* **Problem description**: Go through the lines below and copy each one that holds the string "available".

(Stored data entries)
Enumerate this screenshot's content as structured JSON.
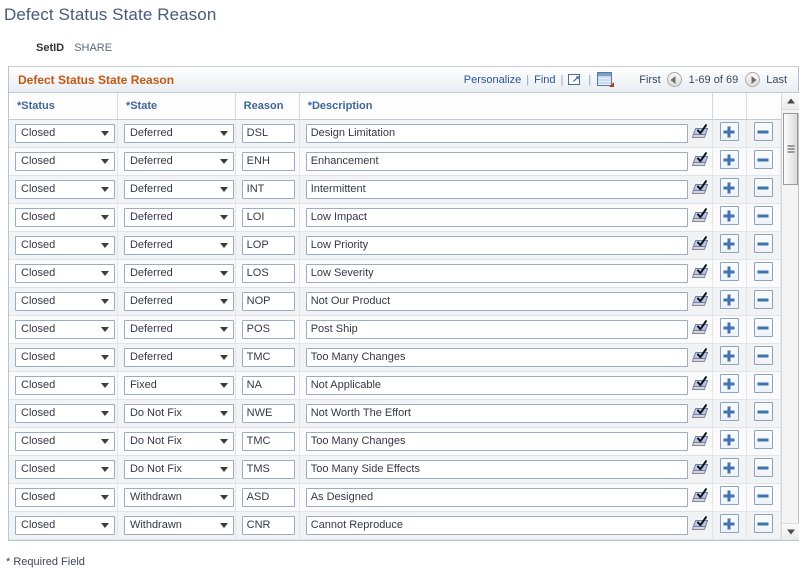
{
  "page": {
    "title": "Defect Status State Reason",
    "setid_label": "SetID",
    "setid_value": "SHARE",
    "required_note": "* Required Field"
  },
  "grid": {
    "header_title": "Defect Status State Reason",
    "links": {
      "personalize": "Personalize",
      "find": "Find",
      "sep1": "|",
      "sep2": "|",
      "sep3": "|",
      "expand_icon": "expand-window-icon",
      "download_icon": "grid-download-icon"
    },
    "pager": {
      "first": "First",
      "prev_icon": "prev-arrow-icon",
      "range": "1-69 of 69",
      "next_icon": "next-arrow-icon",
      "last": "Last"
    },
    "columns": [
      {
        "label": "*Status"
      },
      {
        "label": "*State"
      },
      {
        "label": "Reason"
      },
      {
        "label": "*Description"
      },
      {
        "label": ""
      },
      {
        "label": ""
      }
    ],
    "row_actions": {
      "add_label": "+",
      "delete_label": "-",
      "spellcheck_icon": "spell-check-icon"
    },
    "rows": [
      {
        "status": "Closed",
        "state": "Deferred",
        "reason": "DSL",
        "description": "Design Limitation"
      },
      {
        "status": "Closed",
        "state": "Deferred",
        "reason": "ENH",
        "description": "Enhancement"
      },
      {
        "status": "Closed",
        "state": "Deferred",
        "reason": "INT",
        "description": "Intermittent"
      },
      {
        "status": "Closed",
        "state": "Deferred",
        "reason": "LOI",
        "description": "Low Impact"
      },
      {
        "status": "Closed",
        "state": "Deferred",
        "reason": "LOP",
        "description": "Low Priority"
      },
      {
        "status": "Closed",
        "state": "Deferred",
        "reason": "LOS",
        "description": "Low Severity"
      },
      {
        "status": "Closed",
        "state": "Deferred",
        "reason": "NOP",
        "description": "Not Our Product"
      },
      {
        "status": "Closed",
        "state": "Deferred",
        "reason": "POS",
        "description": "Post Ship"
      },
      {
        "status": "Closed",
        "state": "Deferred",
        "reason": "TMC",
        "description": "Too Many Changes"
      },
      {
        "status": "Closed",
        "state": "Fixed",
        "reason": "NA",
        "description": "Not Applicable"
      },
      {
        "status": "Closed",
        "state": "Do Not Fix",
        "reason": "NWE",
        "description": "Not Worth The Effort"
      },
      {
        "status": "Closed",
        "state": "Do Not Fix",
        "reason": "TMC",
        "description": "Too Many Changes"
      },
      {
        "status": "Closed",
        "state": "Do Not Fix",
        "reason": "TMS",
        "description": "Too Many Side Effects"
      },
      {
        "status": "Closed",
        "state": "Withdrawn",
        "reason": "ASD",
        "description": "As Designed"
      },
      {
        "status": "Closed",
        "state": "Withdrawn",
        "reason": "CNR",
        "description": "Cannot Reproduce"
      }
    ]
  },
  "colors": {
    "title": "#4a5a78",
    "grid_header_text": "#c05a12",
    "link": "#2a5699",
    "column_header": "#3f6699"
  }
}
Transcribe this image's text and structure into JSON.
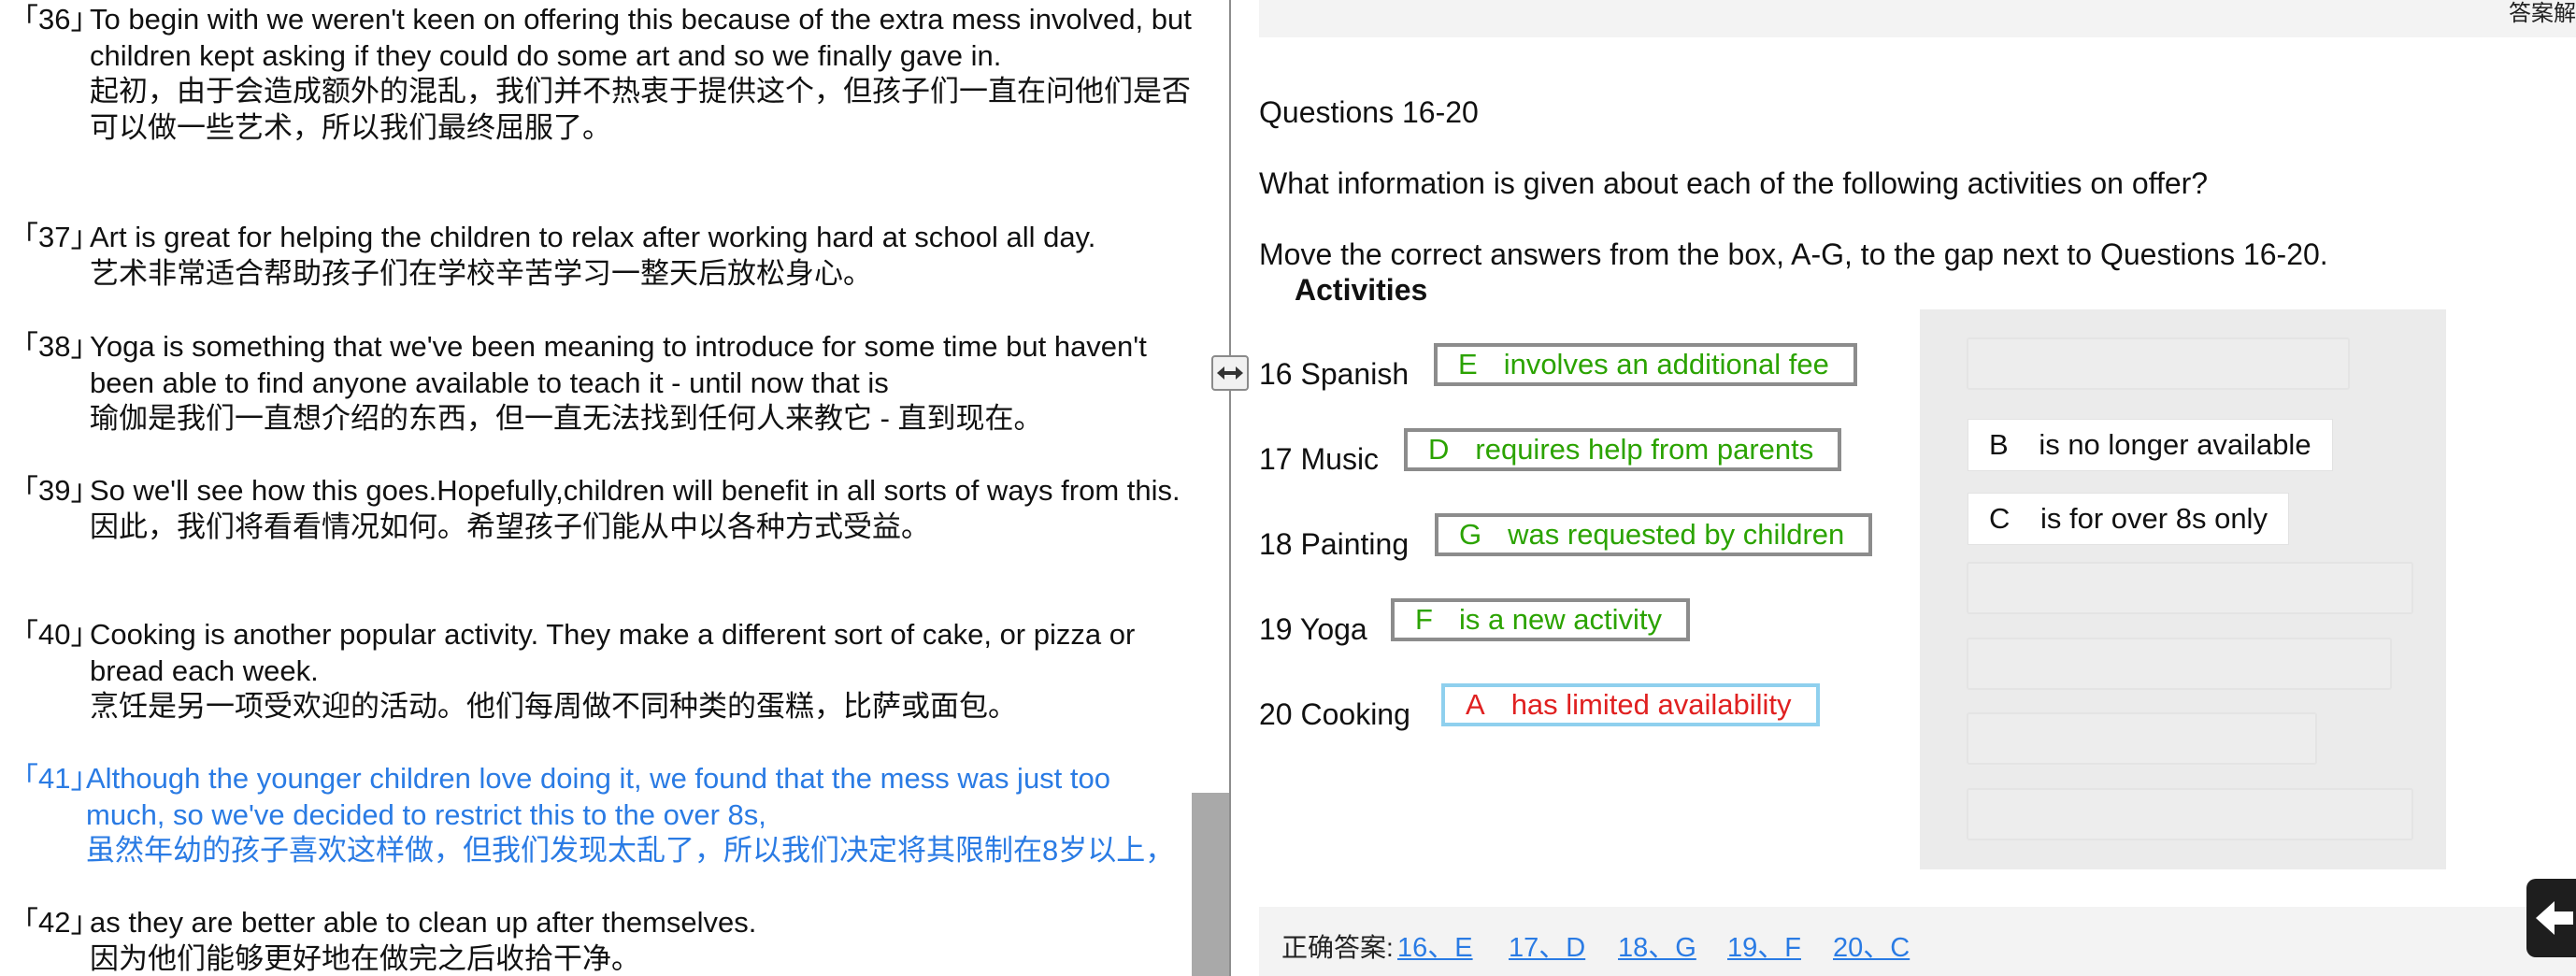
{
  "transcript": [
    {
      "num": "「36」",
      "en": "To begin with we weren't keen on offering this because of the extra mess involved, but children kept asking if they could do some art and so we finally gave in.",
      "zh": "起初，由于会造成额外的混乱，我们并不热衷于提供这个，但孩子们一直在问他们是否可以做一些艺术，所以我们最终屈服了。"
    },
    {
      "num": "「37」",
      "en": "Art is great for helping the children to relax after working hard at school all day.",
      "zh": "艺术非常适合帮助孩子们在学校辛苦学习一整天后放松身心。"
    },
    {
      "num": "「38」",
      "en": "Yoga is something that we've been meaning to introduce for some time but haven't been able to find anyone available to teach it - until now that is",
      "zh": "瑜伽是我们一直想介绍的东西，但一直无法找到任何人来教它 - 直到现在。"
    },
    {
      "num": "「39」",
      "en": "So we'll see how this goes.Hopefully,children will benefit in all sorts of ways from this.",
      "zh": "因此，我们将看看情况如何。希望孩子们能从中以各种方式受益。"
    },
    {
      "num": "「40」",
      "en": "Cooking is another popular activity. They make a different sort of cake, or pizza or bread each week.",
      "zh": "烹饪是另一项受欢迎的活动。他们每周做不同种类的蛋糕，比萨或面包。"
    },
    {
      "num": "「41」",
      "en": "Although the younger children love doing it, we found that the mess was just too much, so we've decided to restrict this to the over 8s,",
      "zh": "虽然年幼的孩子喜欢这样做，但我们发现太乱了，所以我们决定将其限制在8岁以上，"
    },
    {
      "num": "「42」",
      "en": "as they are better able to clean up after themselves.",
      "zh": "因为他们能够更好地在做完之后收拾干净。"
    }
  ],
  "top_bar": {
    "text": "答案解"
  },
  "question": {
    "heading": "Questions 16-20",
    "prompt": "What information is given about each of the following activities on offer?",
    "instruction": "Move the correct answers from the box, A-G, to the gap next to Questions 16-20.",
    "box_title": "Activities"
  },
  "items": [
    {
      "label": "16 Spanish",
      "letter": "E",
      "text": "involves an additional fee",
      "status": "correct"
    },
    {
      "label": "17 Music",
      "letter": "D",
      "text": "requires help from parents",
      "status": "correct"
    },
    {
      "label": "18 Painting",
      "letter": "G",
      "text": "was requested by children",
      "status": "correct"
    },
    {
      "label": "19 Yoga",
      "letter": "F",
      "text": "is a new activity",
      "status": "correct"
    },
    {
      "label": "20 Cooking",
      "letter": "A",
      "text": "has limited availability",
      "status": "wrong"
    }
  ],
  "options_remaining": [
    {
      "letter": "B",
      "text": "is no longer available"
    },
    {
      "letter": "C",
      "text": "is for over 8s only"
    }
  ],
  "answers": {
    "label": "正确答案:",
    "links": [
      "16、E",
      "17、D",
      "18、G",
      "19、F",
      "20、C"
    ]
  },
  "colors": {
    "correct": "#2ba300",
    "wrong": "#e02020",
    "highlight": "#2a7be4"
  },
  "icons": {
    "resize": "resize-horizontal-icon",
    "back": "arrow-left-icon"
  }
}
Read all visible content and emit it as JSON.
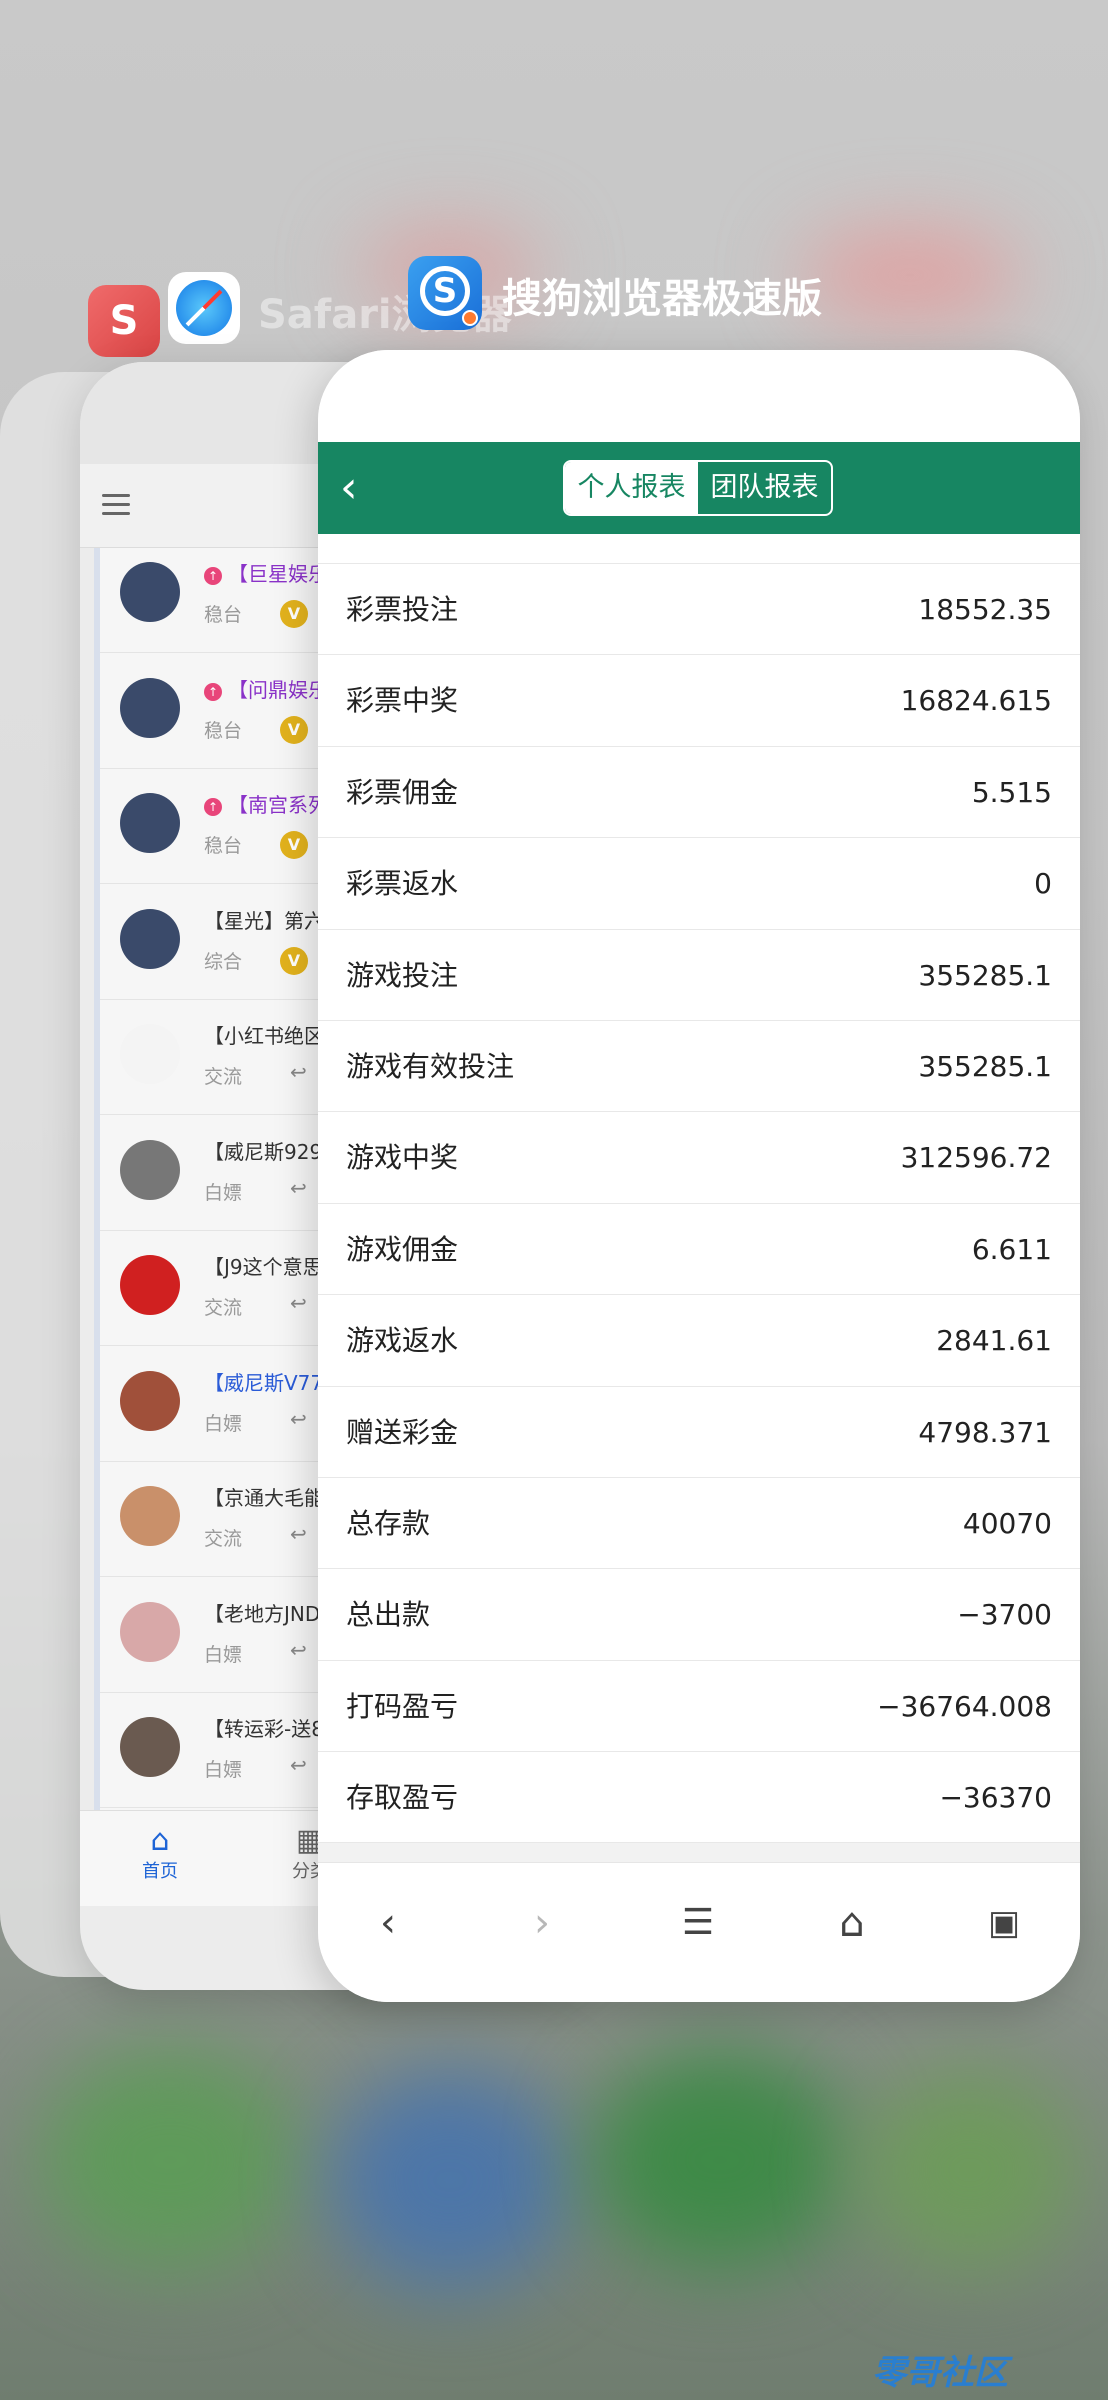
{
  "switcher": {
    "safari_label": "Safari浏览器",
    "sogou_label": "搜狗浏览器极速版",
    "soul_icon_text": "S"
  },
  "safari_card": {
    "items": [
      {
        "title": "【巨星娱乐",
        "tag": "稳台",
        "hot": true,
        "style": "purple",
        "badge": "V"
      },
      {
        "title": "【问鼎娱乐",
        "tag": "稳台",
        "hot": true,
        "style": "purple",
        "badge": "V"
      },
      {
        "title": "【南宫系列",
        "tag": "稳台",
        "hot": true,
        "style": "purple",
        "badge": "V"
      },
      {
        "title": "【星光】第六",
        "tag": "综合",
        "hot": false,
        "style": "normal",
        "badge": "V"
      },
      {
        "title": "【小红书绝区",
        "tag": "交流",
        "hot": false,
        "style": "normal",
        "badge": ""
      },
      {
        "title": "【威尼斯929",
        "tag": "白嫖",
        "hot": false,
        "style": "normal",
        "badge": ""
      },
      {
        "title": "【J9这个意思",
        "tag": "交流",
        "hot": false,
        "style": "normal",
        "badge": ""
      },
      {
        "title": "【威尼斯V77",
        "tag": "白嫖",
        "hot": false,
        "style": "blue",
        "badge": ""
      },
      {
        "title": "【京通大毛能",
        "tag": "交流",
        "hot": false,
        "style": "normal",
        "badge": ""
      },
      {
        "title": "【老地方JND",
        "tag": "白嫖",
        "hot": false,
        "style": "normal",
        "badge": ""
      },
      {
        "title": "【转运彩-送8",
        "tag": "白嫖",
        "hot": false,
        "style": "normal",
        "badge": ""
      }
    ],
    "tabs": {
      "home": "首页",
      "category": "分类"
    }
  },
  "report": {
    "tab_personal": "个人报表",
    "tab_team": "团队报表",
    "rows": [
      {
        "label": "彩票投注",
        "value": "18552.35"
      },
      {
        "label": "彩票中奖",
        "value": "16824.615"
      },
      {
        "label": "彩票佣金",
        "value": "5.515"
      },
      {
        "label": "彩票返水",
        "value": "0"
      },
      {
        "label": "游戏投注",
        "value": "355285.1"
      },
      {
        "label": "游戏有效投注",
        "value": "355285.1"
      },
      {
        "label": "游戏中奖",
        "value": "312596.72"
      },
      {
        "label": "游戏佣金",
        "value": "6.611"
      },
      {
        "label": "游戏返水",
        "value": "2841.61"
      },
      {
        "label": "赠送彩金",
        "value": "4798.371"
      },
      {
        "label": "总存款",
        "value": "40070"
      },
      {
        "label": "总出款",
        "value": "−3700"
      },
      {
        "label": "打码盈亏",
        "value": "−36764.008"
      },
      {
        "label": "存取盈亏",
        "value": "−36370"
      }
    ]
  },
  "colors": {
    "header_green": "#178662",
    "accent_blue": "#1e64d6"
  },
  "watermark": "零哥社区"
}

* **Exercise output**:
      "en": "Yoga is something that we've been meaning to introduce for some time but haven't been able to find anyone available to teach it - until now that is",
      "text": "is no longer available"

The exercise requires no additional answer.